Your objective ▸
Return the entries below verbatim. Pictures stay out.

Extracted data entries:
-.-.-
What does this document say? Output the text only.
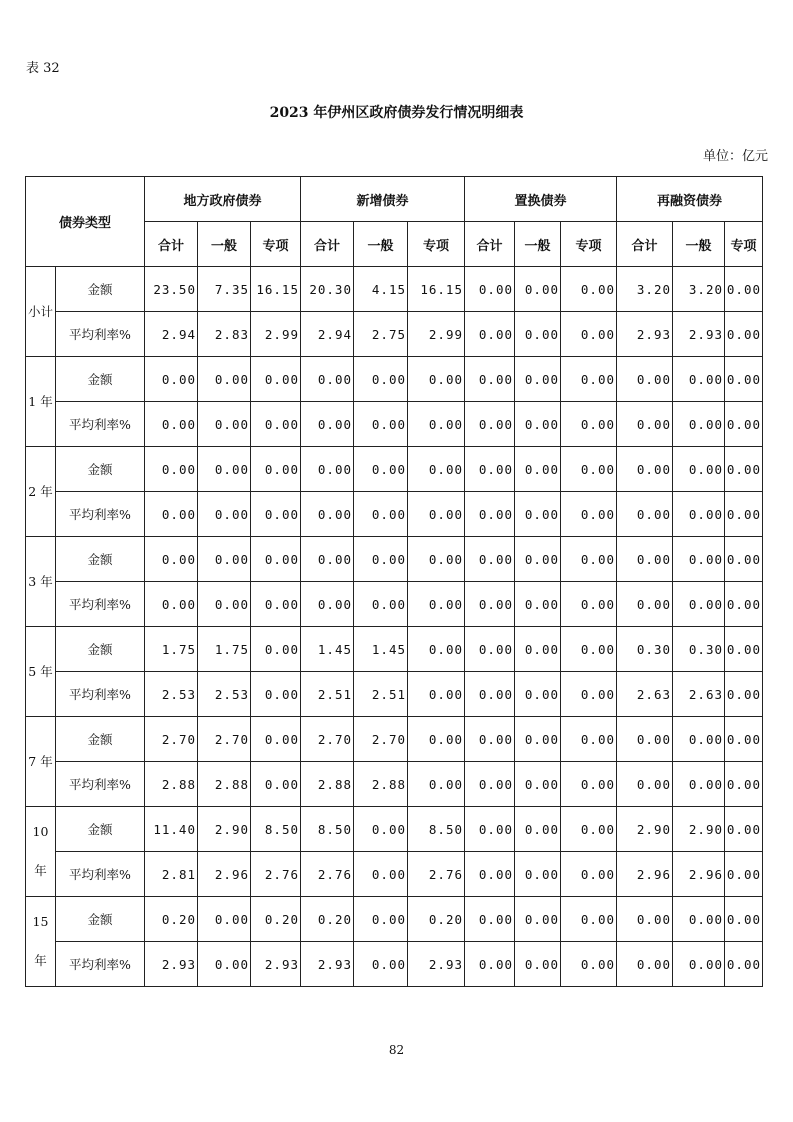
表 32
2023 年伊州区政府债券发行情况明细表
单位：亿元
债券类型		地方政府债券			新增债券			置换债券			再融资债券		
		合计	一般	专项	合计	一般	专项	合计	一般	专项	合计	一般	专项
小计	金额	23.50	7.35	16.15	20.30	4.15	16.15	0.00	0.00	0.00	3.20	3.20	0.00
	平均利率%	2.94	2.83	2.99	2.94	2.75	2.99	0.00	0.00	0.00	2.93	2.93	0.00
1 年	金额	0.00	0.00	0.00	0.00	0.00	0.00	0.00	0.00	0.00	0.00	0.00	0.00
	平均利率%	0.00	0.00	0.00	0.00	0.00	0.00	0.00	0.00	0.00	0.00	0.00	0.00
2 年	金额	0.00	0.00	0.00	0.00	0.00	0.00	0.00	0.00	0.00	0.00	0.00	0.00
	平均利率%	0.00	0.00	0.00	0.00	0.00	0.00	0.00	0.00	0.00	0.00	0.00	0.00
3 年	金额	0.00	0.00	0.00	0.00	0.00	0.00	0.00	0.00	0.00	0.00	0.00	0.00
	平均利率%	0.00	0.00	0.00	0.00	0.00	0.00	0.00	0.00	0.00	0.00	0.00	0.00
5 年	金额	1.75	1.75	0.00	1.45	1.45	0.00	0.00	0.00	0.00	0.30	0.30	0.00
	平均利率%	2.53	2.53	0.00	2.51	2.51	0.00	0.00	0.00	0.00	2.63	2.63	0.00
7 年	金额	2.70	2.70	0.00	2.70	2.70	0.00	0.00	0.00	0.00	0.00	0.00	0.00
	平均利率%	2.88	2.88	0.00	2.88	2.88	0.00	0.00	0.00	0.00	0.00	0.00	0.00

10
年	金额	11.40	2.90	8.50	8.50	0.00	8.50	0.00	0.00	0.00	2.90	2.90	0.00
	平均利率%	2.81	2.96	2.76	2.76	0.00	2.76	0.00	0.00	0.00	2.96	2.96	0.00

15
年	金额	0.20	0.00	0.20	0.20	0.00	0.20	0.00	0.00	0.00	0.00	0.00	0.00
	平均利率%	2.93	0.00	2.93	2.93	0.00	2.93	0.00	0.00	0.00	0.00	0.00	0.00
82
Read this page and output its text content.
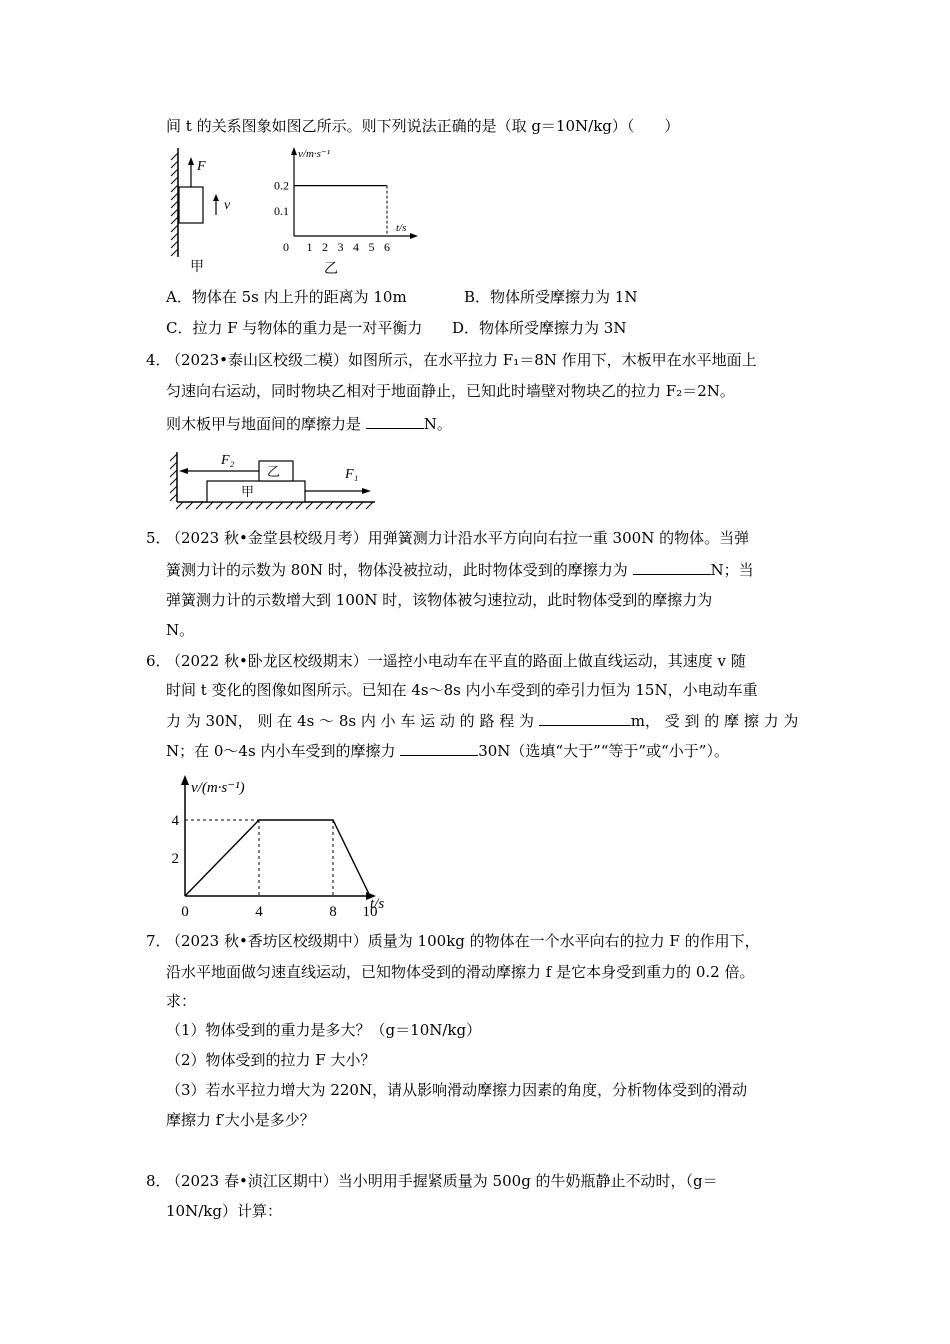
间 t 的关系图象如图乙所示。则下列说法正确的是（取 g＝10N/kg）（　　）
F
v
甲
v/m·s⁻¹
t/s
0.2
0.1
0 1 2 3 4 5 6
乙
A．物体在 5s 内上升的距离为 10m	B．物体所受摩擦力为 1N
C．拉力 F 与物体的重力是一对平衡力 D．物体所受摩擦力为 3N
4．
（2023•泰山区校级二模）如图所示，在水平拉力 F₁＝8N 作用下，木板甲在水平地面上
匀速向右运动，同时物块乙相对于地面静止，已知此时墙壁对物块乙的拉力 F₂＝2N。
则木板甲与地面间的摩擦力是	N。
F₂
乙
甲
F₁
5．
（2023 秋•金堂县校级月考）用弹簧测力计沿水平方向向右拉一重 300N 的物体。当弹
簧测力计的示数为 80N 时，物体没被拉动，此时物体受到的摩擦力为	N；当
弹簧测力计的示数增大到 100N 时，该物体被匀速拉动，此时物体受到的摩擦力为
N。
6．
（2022 秋•卧龙区校级期末）一遥控小电动车在平直的路面上做直线运动，其速度 v 随
时间 t 变化的图像如图所示。已知在 4s～8s 内小车受到的牵引力恒为 15N，小电动车重
力 为 30N， 则 在 4s ～ 8s 内 小 车 运 动 的 路 程 为	m， 受 到 的 摩 擦 力 为
N；在 0～4s 内小车受到的摩擦力	30N（选填“大于”“等于”或“小于”）。
v/(m·s⁻¹)
t/s
4
2
0	4	8 10
7．
（2023 秋•香坊区校级期中）质量为 100kg 的物体在一个水平向右的拉力 F 的作用下，
沿水平地面做匀速直线运动，已知物体受到的滑动摩擦力 f 是它本身受到重力的 0.2 倍。
求：
（1）物体受到的重力是多大？（g＝10N/kg）
（2）物体受到的拉力 F 大小？
（3）若水平拉力增大为 220N，请从影响滑动摩擦力因素的角度，分析物体受到的滑动
摩擦力 f′大小是多少？
8．
（2023 春•浈江区期中）当小明用手握紧质量为 500g 的牛奶瓶静止不动时，（g＝
10N/kg）计算：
-.-.-
Solution to the problem ▸
What does this document say? Output the text only.
表 32
2023 年伊州区政府债券发行情况明细表
单位：亿元
债券类型		地方政府债券			新增债券			置换债券			再融资债券		
		合计	一般	专项	合计	一般	专项	合计	一般	专项	合计	一般	专项
小计	金额	23.50	7.35	16.15	20.30	4.15	16.15	0.00	0.00	0.00	3.20	3.20	0.00
	平均利率%	2.94	2.83	2.99	2.94	2.75	2.99	0.00	0.00	0.00	2.93	2.93	0.00
1 年	金额	0.00	0.00	0.00	0.00	0.00	0.00	0.00	0.00	0.00	0.00	0.00	0.00
	平均利率%	0.00	0.00	0.00	0.00	0.00	0.00	0.00	0.00	0.00	0.00	0.00	0.00
2 年	金额	0.00	0.00	0.00	0.00	0.00	0.00	0.00	0.00	0.00	0.00	0.00	0.00
	平均利率%	0.00	0.00	0.00	0.00	0.00	0.00	0.00	0.00	0.00	0.00	0.00	0.00
3 年	金额	0.00	0.00	0.00	0.00	0.00	0.00	0.00	0.00	0.00	0.00	0.00	0.00
	平均利率%	0.00	0.00	0.00	0.00	0.00	0.00	0.00	0.00	0.00	0.00	0.00	0.00
5 年	金额	1.75	1.75	0.00	1.45	1.45	0.00	0.00	0.00	0.00	0.30	0.30	0.00
	平均利率%	2.53	2.53	0.00	2.51	2.51	0.00	0.00	0.00	0.00	2.63	2.63	0.00
7 年	金额	2.70	2.70	0.00	2.70	2.70	0.00	0.00	0.00	0.00	0.00	0.00	0.00
	平均利率%	2.88	2.88	0.00	2.88	2.88	0.00	0.00	0.00	0.00	0.00	0.00	0.00

10
年	金额	11.40	2.90	8.50	8.50	0.00	8.50	0.00	0.00	0.00	2.90	2.90	0.00
	平均利率%	2.81	2.96	2.76	2.76	0.00	2.76	0.00	0.00	0.00	2.96	2.96	0.00

15
年	金额	0.20	0.00	0.20	0.20	0.00	0.20	0.00	0.00	0.00	0.00	0.00	0.00
	平均利率%	2.93	0.00	2.93	2.93	0.00	2.93	0.00	0.00	0.00	0.00	0.00	0.00
82
Read this page and output its text content.
间 t 的关系图象如图乙所示。则下列说法正确的是（取 g＝10N/kg）（　　）
F
v
甲
v/m·s⁻¹
t/s
0.2
0.1
0 1 2 3 4 5 6
乙
A．物体在 5s 内上升的距离为 10m	B．物体所受摩擦力为 1N
C．拉力 F 与物体的重力是一对平衡力 D．物体所受摩擦力为 3N
4．
（2023•泰山区校级二模）如图所示，在水平拉力 F₁＝8N 作用下，木板甲在水平地面上
匀速向右运动，同时物块乙相对于地面静止，已知此时墙壁对物块乙的拉力 F₂＝2N。
则木板甲与地面间的摩擦力是	N。
F₂
乙
甲
F₁
5．
（2023 秋•金堂县校级月考）用弹簧测力计沿水平方向向右拉一重 300N 的物体。当弹
簧测力计的示数为 80N 时，物体没被拉动，此时物体受到的摩擦力为	N；当
弹簧测力计的示数增大到 100N 时，该物体被匀速拉动，此时物体受到的摩擦力为
N。
6．
（2022 秋•卧龙区校级期末）一遥控小电动车在平直的路面上做直线运动，其速度 v 随
时间 t 变化的图像如图所示。已知在 4s～8s 内小车受到的牵引力恒为 15N，小电动车重
力 为 30N， 则 在 4s ～ 8s 内 小 车 运 动 的 路 程 为	m， 受 到 的 摩 擦 力 为
N；在 0～4s 内小车受到的摩擦力	30N（选填“大于”“等于”或“小于”）。
v/(m·s⁻¹)
t/s
4
2
0	4	8 10
7．
（2023 秋•香坊区校级期中）质量为 100kg 的物体在一个水平向右的拉力 F 的作用下，
沿水平地面做匀速直线运动，已知物体受到的滑动摩擦力 f 是它本身受到重力的 0.2 倍。
求：
（1）物体受到的重力是多大？（g＝10N/kg）
（2）物体受到的拉力 F 大小？
（3）若水平拉力增大为 220N，请从影响滑动摩擦力因素的角度，分析物体受到的滑动
摩擦力 f′大小是多少？
8．
（2023 春•浈江区期中）当小明用手握紧质量为 500g 的牛奶瓶静止不动时，（g＝
10N/kg）计算：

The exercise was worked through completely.